§ **Requirements**:
Below are some records. Copy every line in them that holds "screenshot".

§ **Dataset records**:
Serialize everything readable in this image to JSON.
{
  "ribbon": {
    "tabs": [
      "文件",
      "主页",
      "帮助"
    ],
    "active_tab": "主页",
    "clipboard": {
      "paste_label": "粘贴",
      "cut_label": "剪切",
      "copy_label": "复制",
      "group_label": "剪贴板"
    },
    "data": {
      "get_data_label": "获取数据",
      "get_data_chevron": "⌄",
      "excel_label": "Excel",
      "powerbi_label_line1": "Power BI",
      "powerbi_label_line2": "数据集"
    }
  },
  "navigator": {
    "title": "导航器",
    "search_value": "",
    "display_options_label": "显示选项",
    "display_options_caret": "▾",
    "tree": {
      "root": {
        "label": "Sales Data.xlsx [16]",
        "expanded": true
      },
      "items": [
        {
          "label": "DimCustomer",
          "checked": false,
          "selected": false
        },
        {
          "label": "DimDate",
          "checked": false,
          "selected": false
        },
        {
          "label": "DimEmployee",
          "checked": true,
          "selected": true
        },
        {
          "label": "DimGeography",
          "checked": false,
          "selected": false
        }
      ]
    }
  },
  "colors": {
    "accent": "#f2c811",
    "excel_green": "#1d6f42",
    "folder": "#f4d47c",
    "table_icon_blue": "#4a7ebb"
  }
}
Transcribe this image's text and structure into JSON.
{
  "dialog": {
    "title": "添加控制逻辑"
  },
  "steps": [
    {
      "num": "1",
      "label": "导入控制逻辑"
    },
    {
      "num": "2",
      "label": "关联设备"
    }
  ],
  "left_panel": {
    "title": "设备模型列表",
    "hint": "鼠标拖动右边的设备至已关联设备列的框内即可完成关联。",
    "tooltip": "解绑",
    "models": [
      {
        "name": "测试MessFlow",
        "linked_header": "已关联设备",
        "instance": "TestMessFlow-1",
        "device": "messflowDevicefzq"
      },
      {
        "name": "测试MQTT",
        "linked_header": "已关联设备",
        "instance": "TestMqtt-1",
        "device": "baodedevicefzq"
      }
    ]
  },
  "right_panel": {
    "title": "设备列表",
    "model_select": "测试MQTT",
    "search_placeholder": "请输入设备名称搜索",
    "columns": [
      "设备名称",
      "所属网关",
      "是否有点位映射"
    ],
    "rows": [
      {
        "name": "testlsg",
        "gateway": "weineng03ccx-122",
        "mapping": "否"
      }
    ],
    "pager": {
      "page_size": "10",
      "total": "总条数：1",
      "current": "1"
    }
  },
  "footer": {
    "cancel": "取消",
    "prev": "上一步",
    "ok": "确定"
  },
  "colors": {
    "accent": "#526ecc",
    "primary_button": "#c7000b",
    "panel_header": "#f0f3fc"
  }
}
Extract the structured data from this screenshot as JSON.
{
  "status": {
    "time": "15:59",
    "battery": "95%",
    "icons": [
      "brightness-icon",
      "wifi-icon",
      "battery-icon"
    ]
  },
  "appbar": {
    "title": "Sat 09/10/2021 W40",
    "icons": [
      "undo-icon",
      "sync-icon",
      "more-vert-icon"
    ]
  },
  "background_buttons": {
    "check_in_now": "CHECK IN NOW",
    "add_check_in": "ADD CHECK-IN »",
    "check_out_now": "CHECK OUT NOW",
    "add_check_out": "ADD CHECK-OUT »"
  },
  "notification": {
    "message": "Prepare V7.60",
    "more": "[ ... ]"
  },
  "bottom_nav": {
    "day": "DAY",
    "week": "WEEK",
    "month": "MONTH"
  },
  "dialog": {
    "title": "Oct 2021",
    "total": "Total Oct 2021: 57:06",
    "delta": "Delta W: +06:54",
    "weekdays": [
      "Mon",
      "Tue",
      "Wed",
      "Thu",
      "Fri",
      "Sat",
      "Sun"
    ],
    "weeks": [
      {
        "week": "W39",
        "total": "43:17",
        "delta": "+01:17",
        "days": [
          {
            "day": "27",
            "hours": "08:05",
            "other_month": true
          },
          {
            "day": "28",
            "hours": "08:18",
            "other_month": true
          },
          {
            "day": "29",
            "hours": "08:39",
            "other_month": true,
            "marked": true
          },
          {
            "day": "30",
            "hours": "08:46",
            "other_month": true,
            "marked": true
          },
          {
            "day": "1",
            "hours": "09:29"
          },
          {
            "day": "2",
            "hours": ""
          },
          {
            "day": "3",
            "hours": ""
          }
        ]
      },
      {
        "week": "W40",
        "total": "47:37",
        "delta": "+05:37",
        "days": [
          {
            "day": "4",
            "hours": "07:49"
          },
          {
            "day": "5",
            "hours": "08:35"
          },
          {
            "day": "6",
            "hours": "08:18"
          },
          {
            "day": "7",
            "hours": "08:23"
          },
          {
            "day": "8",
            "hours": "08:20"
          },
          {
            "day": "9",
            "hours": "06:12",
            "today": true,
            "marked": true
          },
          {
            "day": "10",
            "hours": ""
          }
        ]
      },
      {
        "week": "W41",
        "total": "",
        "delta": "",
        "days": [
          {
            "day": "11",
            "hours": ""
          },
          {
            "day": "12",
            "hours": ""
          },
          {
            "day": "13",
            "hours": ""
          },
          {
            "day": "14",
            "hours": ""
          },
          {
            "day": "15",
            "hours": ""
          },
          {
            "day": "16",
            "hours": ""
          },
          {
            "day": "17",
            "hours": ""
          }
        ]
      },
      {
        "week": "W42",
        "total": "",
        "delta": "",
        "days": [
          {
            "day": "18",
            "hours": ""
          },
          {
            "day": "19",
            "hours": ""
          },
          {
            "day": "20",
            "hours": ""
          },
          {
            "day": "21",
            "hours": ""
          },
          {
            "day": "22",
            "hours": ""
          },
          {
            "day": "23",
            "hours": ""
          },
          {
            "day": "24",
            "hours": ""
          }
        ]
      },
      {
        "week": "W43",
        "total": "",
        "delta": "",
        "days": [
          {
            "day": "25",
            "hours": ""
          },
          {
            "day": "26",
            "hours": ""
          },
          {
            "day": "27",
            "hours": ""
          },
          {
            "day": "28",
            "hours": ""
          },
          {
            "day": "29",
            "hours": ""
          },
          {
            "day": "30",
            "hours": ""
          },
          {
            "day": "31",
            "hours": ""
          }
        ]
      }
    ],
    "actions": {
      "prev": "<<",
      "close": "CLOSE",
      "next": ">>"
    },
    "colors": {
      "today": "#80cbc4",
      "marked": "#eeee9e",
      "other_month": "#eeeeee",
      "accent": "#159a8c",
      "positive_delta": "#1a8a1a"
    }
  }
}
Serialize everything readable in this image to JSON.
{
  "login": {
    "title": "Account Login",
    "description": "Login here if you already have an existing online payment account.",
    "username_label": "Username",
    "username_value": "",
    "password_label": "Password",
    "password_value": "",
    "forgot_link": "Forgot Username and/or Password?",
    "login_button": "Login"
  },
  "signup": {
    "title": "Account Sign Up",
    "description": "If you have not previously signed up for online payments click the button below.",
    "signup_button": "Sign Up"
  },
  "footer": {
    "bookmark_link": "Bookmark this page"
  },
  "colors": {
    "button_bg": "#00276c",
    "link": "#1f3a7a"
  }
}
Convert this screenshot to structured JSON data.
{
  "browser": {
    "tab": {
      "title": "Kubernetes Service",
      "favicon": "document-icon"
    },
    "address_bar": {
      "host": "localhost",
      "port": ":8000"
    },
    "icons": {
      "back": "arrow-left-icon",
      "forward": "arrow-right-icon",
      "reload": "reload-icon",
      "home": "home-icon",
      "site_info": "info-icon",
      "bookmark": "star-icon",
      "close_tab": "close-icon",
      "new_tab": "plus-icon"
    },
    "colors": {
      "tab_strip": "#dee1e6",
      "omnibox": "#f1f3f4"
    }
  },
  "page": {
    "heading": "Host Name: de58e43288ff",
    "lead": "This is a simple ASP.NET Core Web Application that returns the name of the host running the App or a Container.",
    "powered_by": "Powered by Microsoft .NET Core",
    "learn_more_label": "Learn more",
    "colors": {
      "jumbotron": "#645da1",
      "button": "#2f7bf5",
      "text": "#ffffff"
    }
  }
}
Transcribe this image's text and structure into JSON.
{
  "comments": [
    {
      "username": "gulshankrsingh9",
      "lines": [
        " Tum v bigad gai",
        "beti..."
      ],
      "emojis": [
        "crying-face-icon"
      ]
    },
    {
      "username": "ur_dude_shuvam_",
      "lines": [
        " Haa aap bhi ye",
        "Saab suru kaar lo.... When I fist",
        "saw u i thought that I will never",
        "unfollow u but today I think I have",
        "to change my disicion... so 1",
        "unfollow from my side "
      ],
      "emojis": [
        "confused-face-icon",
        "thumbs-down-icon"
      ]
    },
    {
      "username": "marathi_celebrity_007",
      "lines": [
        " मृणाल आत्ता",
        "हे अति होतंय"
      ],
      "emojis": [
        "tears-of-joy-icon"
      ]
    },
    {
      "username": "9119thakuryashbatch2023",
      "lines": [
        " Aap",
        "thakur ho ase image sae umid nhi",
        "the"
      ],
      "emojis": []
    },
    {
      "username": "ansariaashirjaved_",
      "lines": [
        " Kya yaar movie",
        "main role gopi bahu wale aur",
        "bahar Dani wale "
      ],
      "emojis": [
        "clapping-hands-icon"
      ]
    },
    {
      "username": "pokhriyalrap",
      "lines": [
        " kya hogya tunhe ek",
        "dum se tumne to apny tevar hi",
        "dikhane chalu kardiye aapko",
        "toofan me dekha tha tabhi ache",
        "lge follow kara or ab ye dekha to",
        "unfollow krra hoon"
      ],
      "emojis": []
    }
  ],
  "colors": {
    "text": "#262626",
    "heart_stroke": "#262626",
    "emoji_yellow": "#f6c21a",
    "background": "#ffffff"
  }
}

§ **Finished task**:
Extract the structured data from this screenshot as JSON.
Convert this screenshot to structured JSON data.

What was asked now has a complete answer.